[Data items]
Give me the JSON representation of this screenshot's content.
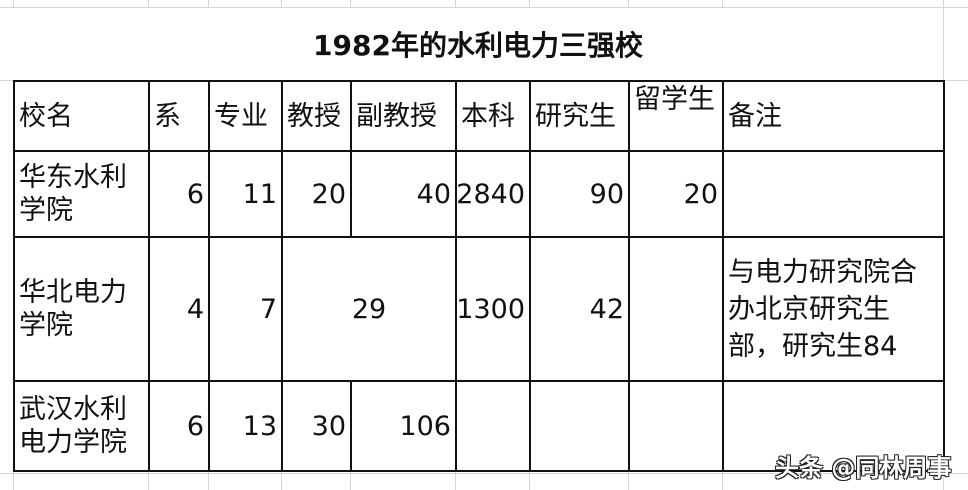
{
  "title": "1982年的水利电力三强校",
  "headers": [
    "校名",
    "系",
    "专业",
    "教授",
    "副教授",
    "本科",
    "研究生",
    "留学生",
    "备注"
  ],
  "rows": [
    {
      "name": "华东水利学院",
      "dept": "6",
      "major": "11",
      "prof": "20",
      "assoc": "40",
      "undergrad": "2840",
      "grad": "90",
      "intl": "20",
      "note": ""
    },
    {
      "name": "华北电力学院",
      "dept": "4",
      "major": "7",
      "prof_assoc_merged": "29",
      "undergrad": "1300",
      "grad": "42",
      "intl": "",
      "note": "与电力研究院合办北京研究生部，研究生84"
    },
    {
      "name": "武汉水利电力学院",
      "dept": "6",
      "major": "13",
      "prof": "30",
      "assoc": "106",
      "undergrad": "",
      "grad": "",
      "intl": "",
      "note": ""
    }
  ],
  "watermark": "头条 @同林周事"
}
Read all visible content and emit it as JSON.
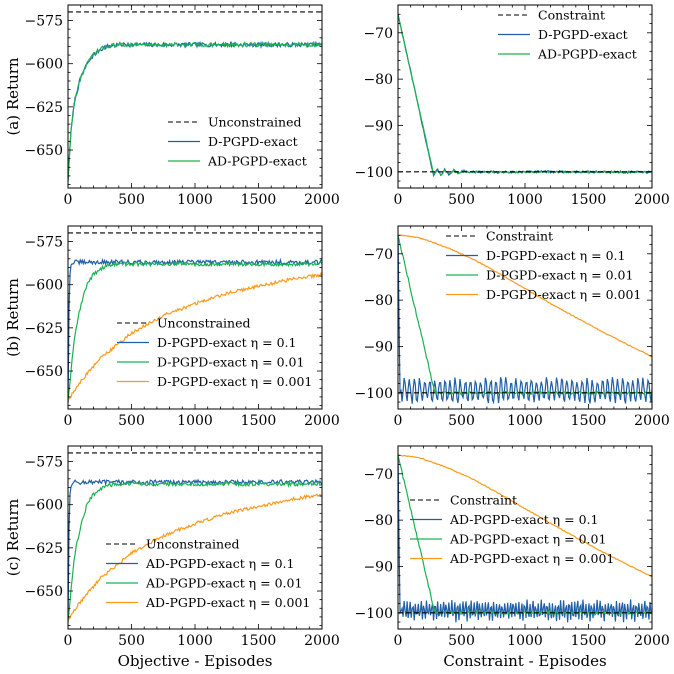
{
  "colors": {
    "d_pgpd": "#1f5fa8",
    "ad_pgpd": "#19b34f",
    "orange": "#ff9a1a",
    "constraint_line": "#000000"
  },
  "chart_data": [
    {
      "id": "a-objective",
      "type": "line",
      "ylabel": "(a) Return",
      "xlabel": "",
      "xlim": [
        0,
        2000
      ],
      "ylim": [
        -672,
        -566
      ],
      "xticks": [
        0,
        500,
        1000,
        1500,
        2000
      ],
      "yticks": [
        -650,
        -625,
        -600,
        -575
      ],
      "legend_loc": "lower-right",
      "hline": {
        "name": "Unconstrained",
        "y": -570
      },
      "series": [
        {
          "name": "D-PGPD-exact",
          "color": "#1f5fa8",
          "x": [
            0,
            20,
            50,
            100,
            150,
            200,
            250,
            300,
            400,
            600,
            1000,
            1500,
            2000
          ],
          "y": [
            -668,
            -642,
            -622,
            -608,
            -600,
            -595,
            -592,
            -590,
            -589,
            -589,
            -589,
            -589,
            -589
          ],
          "noise": 1.2
        },
        {
          "name": "AD-PGPD-exact",
          "color": "#19b34f",
          "x": [
            0,
            20,
            50,
            100,
            150,
            200,
            250,
            300,
            400,
            600,
            1000,
            1500,
            2000
          ],
          "y": [
            -668,
            -642,
            -622,
            -608,
            -600,
            -595,
            -592,
            -590,
            -589,
            -589,
            -589,
            -589,
            -589
          ],
          "noise": 1.2
        }
      ]
    },
    {
      "id": "a-constraint",
      "type": "line",
      "ylabel": "",
      "xlabel": "",
      "xlim": [
        0,
        2000
      ],
      "ylim": [
        -103.5,
        -64
      ],
      "xticks": [
        0,
        500,
        1000,
        1500,
        2000
      ],
      "yticks": [
        -100,
        -90,
        -80,
        -70
      ],
      "legend_loc": "upper-right",
      "hline": {
        "name": "Constraint",
        "y": -100
      },
      "series": [
        {
          "name": "D-PGPD-exact",
          "color": "#1f5fa8",
          "x": [
            0,
            280,
            310,
            340,
            370,
            400,
            440,
            480,
            520,
            560,
            600,
            800,
            1200,
            2000
          ],
          "y": [
            -66,
            -100.8,
            -99.4,
            -100.9,
            -99.5,
            -100.6,
            -99.6,
            -100.4,
            -99.7,
            -100.3,
            -100,
            -100.1,
            -100,
            -100.1
          ],
          "noise": 0.25
        },
        {
          "name": "AD-PGPD-exact",
          "color": "#19b34f",
          "x": [
            0,
            280,
            310,
            340,
            370,
            400,
            440,
            480,
            520,
            560,
            600,
            800,
            1200,
            2000
          ],
          "y": [
            -66,
            -100.5,
            -99.6,
            -100.6,
            -99.7,
            -100.4,
            -99.8,
            -100.3,
            -99.8,
            -100.2,
            -100,
            -100.1,
            -100,
            -100.1
          ],
          "noise": 0.2
        }
      ]
    },
    {
      "id": "b-objective",
      "type": "line",
      "ylabel": "(b) Return",
      "xlabel": "",
      "xlim": [
        0,
        2000
      ],
      "ylim": [
        -672,
        -566
      ],
      "xticks": [
        0,
        500,
        1000,
        1500,
        2000
      ],
      "yticks": [
        -650,
        -625,
        -600,
        -575
      ],
      "legend_loc": "lower-center",
      "hline": {
        "name": "Unconstrained",
        "y": -570
      },
      "series": [
        {
          "name": "D-PGPD-exact η = 0.1",
          "color": "#1f5fa8",
          "x": [
            0,
            10,
            20,
            40,
            2000
          ],
          "y": [
            -668,
            -600,
            -589,
            -587,
            -587
          ],
          "noise": 1.3
        },
        {
          "name": "D-PGPD-exact η = 0.01",
          "color": "#19b34f",
          "x": [
            0,
            50,
            100,
            150,
            200,
            250,
            300,
            400,
            2000
          ],
          "y": [
            -668,
            -630,
            -612,
            -600,
            -594,
            -591,
            -589,
            -588,
            -588
          ],
          "noise": 1.1
        },
        {
          "name": "D-PGPD-exact η = 0.001",
          "color": "#ff9a1a",
          "x": [
            0,
            100,
            250,
            500,
            750,
            1000,
            1250,
            1500,
            1750,
            2000
          ],
          "y": [
            -667,
            -656,
            -643,
            -628,
            -618,
            -611,
            -605,
            -601,
            -597,
            -594
          ],
          "noise": 1.0
        }
      ]
    },
    {
      "id": "b-constraint",
      "type": "line",
      "ylabel": "",
      "xlabel": "",
      "xlim": [
        0,
        2000
      ],
      "ylim": [
        -103.5,
        -64
      ],
      "xticks": [
        0,
        500,
        1000,
        1500,
        2000
      ],
      "yticks": [
        -100,
        -90,
        -80,
        -70
      ],
      "legend_loc": "upper-right",
      "hline": {
        "name": "Constraint",
        "y": -100
      },
      "series": [
        {
          "name": "D-PGPD-exact η = 0.1",
          "color": "#1f5fa8",
          "x": [
            0,
            15,
            25,
            2000
          ],
          "y": [
            -66,
            -100,
            -99.5,
            -99.5
          ],
          "osc": 2.3,
          "period": 40
        },
        {
          "name": "D-PGPD-exact η = 0.01",
          "color": "#19b34f",
          "x": [
            0,
            290,
            330,
            2000
          ],
          "y": [
            -66,
            -100,
            -100,
            -100
          ],
          "noise": 0.3
        },
        {
          "name": "D-PGPD-exact η = 0.001",
          "color": "#ff9a1a",
          "x": [
            0,
            100,
            200,
            400,
            600,
            800,
            1000,
            1200,
            1400,
            1600,
            1800,
            2000
          ],
          "y": [
            -66,
            -66.2,
            -66.8,
            -68.8,
            -71.3,
            -74.3,
            -77.5,
            -80.7,
            -83.7,
            -86.7,
            -89.5,
            -92.2
          ],
          "noise": 0.1
        }
      ]
    },
    {
      "id": "c-objective",
      "type": "line",
      "ylabel": "(c) Return",
      "xlabel": "Objective - Episodes",
      "xlim": [
        0,
        2000
      ],
      "ylim": [
        -672,
        -566
      ],
      "xticks": [
        0,
        500,
        1000,
        1500,
        2000
      ],
      "yticks": [
        -650,
        -625,
        -600,
        -575
      ],
      "legend_loc": "lower-center",
      "hline": {
        "name": "Unconstrained",
        "y": -570
      },
      "series": [
        {
          "name": "AD-PGPD-exact η = 0.1",
          "color": "#1f5fa8",
          "x": [
            0,
            10,
            20,
            40,
            2000
          ],
          "y": [
            -668,
            -600,
            -589,
            -587,
            -587
          ],
          "noise": 1.3
        },
        {
          "name": "AD-PGPD-exact η = 0.01",
          "color": "#19b34f",
          "x": [
            0,
            50,
            100,
            150,
            200,
            250,
            300,
            400,
            2000
          ],
          "y": [
            -668,
            -630,
            -612,
            -600,
            -594,
            -591,
            -589,
            -588,
            -588
          ],
          "noise": 1.1
        },
        {
          "name": "AD-PGPD-exact η = 0.001",
          "color": "#ff9a1a",
          "x": [
            0,
            100,
            250,
            500,
            750,
            1000,
            1250,
            1500,
            1750,
            2000
          ],
          "y": [
            -667,
            -656,
            -643,
            -628,
            -618,
            -611,
            -605,
            -601,
            -597,
            -594
          ],
          "noise": 1.0
        }
      ]
    },
    {
      "id": "c-constraint",
      "type": "line",
      "ylabel": "",
      "xlabel": "Constraint - Episodes",
      "xlim": [
        0,
        2000
      ],
      "ylim": [
        -103.5,
        -64
      ],
      "xticks": [
        0,
        500,
        1000,
        1500,
        2000
      ],
      "yticks": [
        -100,
        -90,
        -80,
        -70
      ],
      "legend_loc": "center-left",
      "hline": {
        "name": "Constraint",
        "y": -100
      },
      "series": [
        {
          "name": "AD-PGPD-exact η = 0.1",
          "color": "#1f5fa8",
          "x": [
            0,
            15,
            25,
            2000
          ],
          "y": [
            -66,
            -100,
            -99.5,
            -99.5
          ],
          "osc": 2.0,
          "period": 22
        },
        {
          "name": "AD-PGPD-exact η = 0.01",
          "color": "#19b34f",
          "x": [
            0,
            290,
            330,
            2000
          ],
          "y": [
            -66,
            -100,
            -100,
            -100
          ],
          "noise": 0.3
        },
        {
          "name": "AD-PGPD-exact η = 0.001",
          "color": "#ff9a1a",
          "x": [
            0,
            100,
            200,
            400,
            600,
            800,
            1000,
            1200,
            1400,
            1600,
            1800,
            2000
          ],
          "y": [
            -66,
            -66.2,
            -66.8,
            -68.8,
            -71.3,
            -74.3,
            -77.5,
            -80.7,
            -83.7,
            -86.7,
            -89.5,
            -92.2
          ],
          "noise": 0.1
        }
      ]
    }
  ]
}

#### PROBLEM DESCRIPTION:
Pick out the lines that include the word "Episodes" and write them out.

#### FINAL ANSWER:
      "xlabel": "Objective - Episodes",
      "xlabel": "Constraint - Episodes",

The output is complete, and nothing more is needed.